→ MATERIAL:
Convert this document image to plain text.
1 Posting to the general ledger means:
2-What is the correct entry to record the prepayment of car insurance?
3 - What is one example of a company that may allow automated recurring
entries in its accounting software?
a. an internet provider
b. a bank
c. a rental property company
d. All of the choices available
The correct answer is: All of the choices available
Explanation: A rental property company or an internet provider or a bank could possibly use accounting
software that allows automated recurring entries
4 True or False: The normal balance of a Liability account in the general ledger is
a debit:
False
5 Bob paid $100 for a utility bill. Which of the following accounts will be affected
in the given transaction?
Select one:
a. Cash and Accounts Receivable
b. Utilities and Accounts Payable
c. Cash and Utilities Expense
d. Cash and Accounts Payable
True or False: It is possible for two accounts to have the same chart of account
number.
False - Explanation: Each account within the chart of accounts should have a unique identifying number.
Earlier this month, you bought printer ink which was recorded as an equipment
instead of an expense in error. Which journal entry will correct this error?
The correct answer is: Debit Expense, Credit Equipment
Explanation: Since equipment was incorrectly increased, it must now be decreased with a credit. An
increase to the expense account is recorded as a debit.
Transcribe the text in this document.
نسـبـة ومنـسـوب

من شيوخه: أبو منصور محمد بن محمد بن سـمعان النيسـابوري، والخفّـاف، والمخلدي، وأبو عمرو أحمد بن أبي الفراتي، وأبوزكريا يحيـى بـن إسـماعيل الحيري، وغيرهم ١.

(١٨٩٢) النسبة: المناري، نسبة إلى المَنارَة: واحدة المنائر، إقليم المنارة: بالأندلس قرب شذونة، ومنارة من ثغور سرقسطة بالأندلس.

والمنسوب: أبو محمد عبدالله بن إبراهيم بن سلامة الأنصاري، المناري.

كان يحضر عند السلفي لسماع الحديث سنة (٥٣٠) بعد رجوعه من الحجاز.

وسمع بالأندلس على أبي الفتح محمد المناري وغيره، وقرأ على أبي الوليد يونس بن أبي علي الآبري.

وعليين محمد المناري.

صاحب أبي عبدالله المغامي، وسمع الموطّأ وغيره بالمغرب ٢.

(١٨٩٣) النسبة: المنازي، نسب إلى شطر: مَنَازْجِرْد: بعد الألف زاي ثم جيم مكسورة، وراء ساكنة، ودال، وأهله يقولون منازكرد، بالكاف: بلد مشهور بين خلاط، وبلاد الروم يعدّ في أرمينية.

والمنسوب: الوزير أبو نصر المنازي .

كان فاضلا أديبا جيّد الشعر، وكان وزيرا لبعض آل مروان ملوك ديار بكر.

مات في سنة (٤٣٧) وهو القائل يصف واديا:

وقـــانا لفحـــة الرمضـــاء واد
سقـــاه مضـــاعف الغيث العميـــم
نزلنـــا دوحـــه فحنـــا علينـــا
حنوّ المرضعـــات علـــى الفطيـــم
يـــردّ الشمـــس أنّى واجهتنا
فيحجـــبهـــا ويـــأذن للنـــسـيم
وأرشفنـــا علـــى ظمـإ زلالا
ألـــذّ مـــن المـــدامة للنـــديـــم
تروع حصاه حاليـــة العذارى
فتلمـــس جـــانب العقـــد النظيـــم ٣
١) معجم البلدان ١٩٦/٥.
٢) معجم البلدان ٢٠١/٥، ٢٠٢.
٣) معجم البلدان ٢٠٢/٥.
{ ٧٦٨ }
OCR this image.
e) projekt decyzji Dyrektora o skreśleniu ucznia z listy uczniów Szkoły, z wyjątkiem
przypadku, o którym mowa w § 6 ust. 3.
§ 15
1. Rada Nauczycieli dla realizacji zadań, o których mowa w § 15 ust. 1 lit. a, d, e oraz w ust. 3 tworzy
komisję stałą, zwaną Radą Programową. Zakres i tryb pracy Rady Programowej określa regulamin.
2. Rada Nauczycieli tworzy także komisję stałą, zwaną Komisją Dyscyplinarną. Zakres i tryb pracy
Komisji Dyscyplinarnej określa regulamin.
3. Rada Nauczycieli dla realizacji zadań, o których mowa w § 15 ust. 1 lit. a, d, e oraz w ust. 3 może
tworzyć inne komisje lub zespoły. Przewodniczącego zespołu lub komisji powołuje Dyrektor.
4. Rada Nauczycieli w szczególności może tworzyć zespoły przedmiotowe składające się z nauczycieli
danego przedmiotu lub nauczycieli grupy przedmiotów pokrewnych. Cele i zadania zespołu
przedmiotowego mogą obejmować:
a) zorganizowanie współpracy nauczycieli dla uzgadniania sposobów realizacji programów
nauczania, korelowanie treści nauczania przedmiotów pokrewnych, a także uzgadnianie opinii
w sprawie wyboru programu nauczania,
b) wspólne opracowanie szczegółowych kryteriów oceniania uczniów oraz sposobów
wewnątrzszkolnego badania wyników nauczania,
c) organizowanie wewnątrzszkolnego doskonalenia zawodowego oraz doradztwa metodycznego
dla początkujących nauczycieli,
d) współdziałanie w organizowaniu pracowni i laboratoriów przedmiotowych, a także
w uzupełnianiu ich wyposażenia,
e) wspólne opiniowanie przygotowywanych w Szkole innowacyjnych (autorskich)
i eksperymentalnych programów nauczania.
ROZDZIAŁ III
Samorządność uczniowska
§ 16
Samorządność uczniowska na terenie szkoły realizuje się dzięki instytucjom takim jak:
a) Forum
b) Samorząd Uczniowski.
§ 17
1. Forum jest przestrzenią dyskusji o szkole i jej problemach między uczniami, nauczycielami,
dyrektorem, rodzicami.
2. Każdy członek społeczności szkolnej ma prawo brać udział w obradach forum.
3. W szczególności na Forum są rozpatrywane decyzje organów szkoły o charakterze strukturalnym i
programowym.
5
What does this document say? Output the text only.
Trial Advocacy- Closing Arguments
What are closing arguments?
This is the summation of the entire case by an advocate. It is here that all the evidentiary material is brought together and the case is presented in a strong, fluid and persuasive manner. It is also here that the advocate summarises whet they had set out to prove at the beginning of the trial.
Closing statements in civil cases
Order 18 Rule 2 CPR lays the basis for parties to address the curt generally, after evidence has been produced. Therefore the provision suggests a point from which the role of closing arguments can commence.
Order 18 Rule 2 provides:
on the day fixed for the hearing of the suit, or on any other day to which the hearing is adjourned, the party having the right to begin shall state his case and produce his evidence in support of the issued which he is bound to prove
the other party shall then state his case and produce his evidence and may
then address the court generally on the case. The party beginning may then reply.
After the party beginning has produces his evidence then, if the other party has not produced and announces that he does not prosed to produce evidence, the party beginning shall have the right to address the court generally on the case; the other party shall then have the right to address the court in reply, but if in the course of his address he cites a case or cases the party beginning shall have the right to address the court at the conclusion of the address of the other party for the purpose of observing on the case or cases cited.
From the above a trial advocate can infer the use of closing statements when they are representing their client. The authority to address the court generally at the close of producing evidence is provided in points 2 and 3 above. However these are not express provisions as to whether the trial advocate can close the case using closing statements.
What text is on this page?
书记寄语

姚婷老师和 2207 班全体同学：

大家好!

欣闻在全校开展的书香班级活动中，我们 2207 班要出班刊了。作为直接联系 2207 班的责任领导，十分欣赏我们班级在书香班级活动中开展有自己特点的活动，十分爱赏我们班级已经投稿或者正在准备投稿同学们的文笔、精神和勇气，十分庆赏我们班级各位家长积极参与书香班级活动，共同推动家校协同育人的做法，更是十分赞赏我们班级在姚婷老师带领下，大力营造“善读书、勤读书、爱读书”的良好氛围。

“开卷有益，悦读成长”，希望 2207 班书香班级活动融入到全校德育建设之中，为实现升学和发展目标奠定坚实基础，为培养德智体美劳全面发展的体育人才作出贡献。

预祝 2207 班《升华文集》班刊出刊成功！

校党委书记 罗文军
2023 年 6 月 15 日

→ EXERCISE DIRECTIONS: Collect every line from the records above that contains the word "chart".

→ OUTPUT OF THE TASK:
True or False: It is possible for two accounts to have the same chart of account
False - Explanation: Each account within the chart of accounts should have a unique identifying number.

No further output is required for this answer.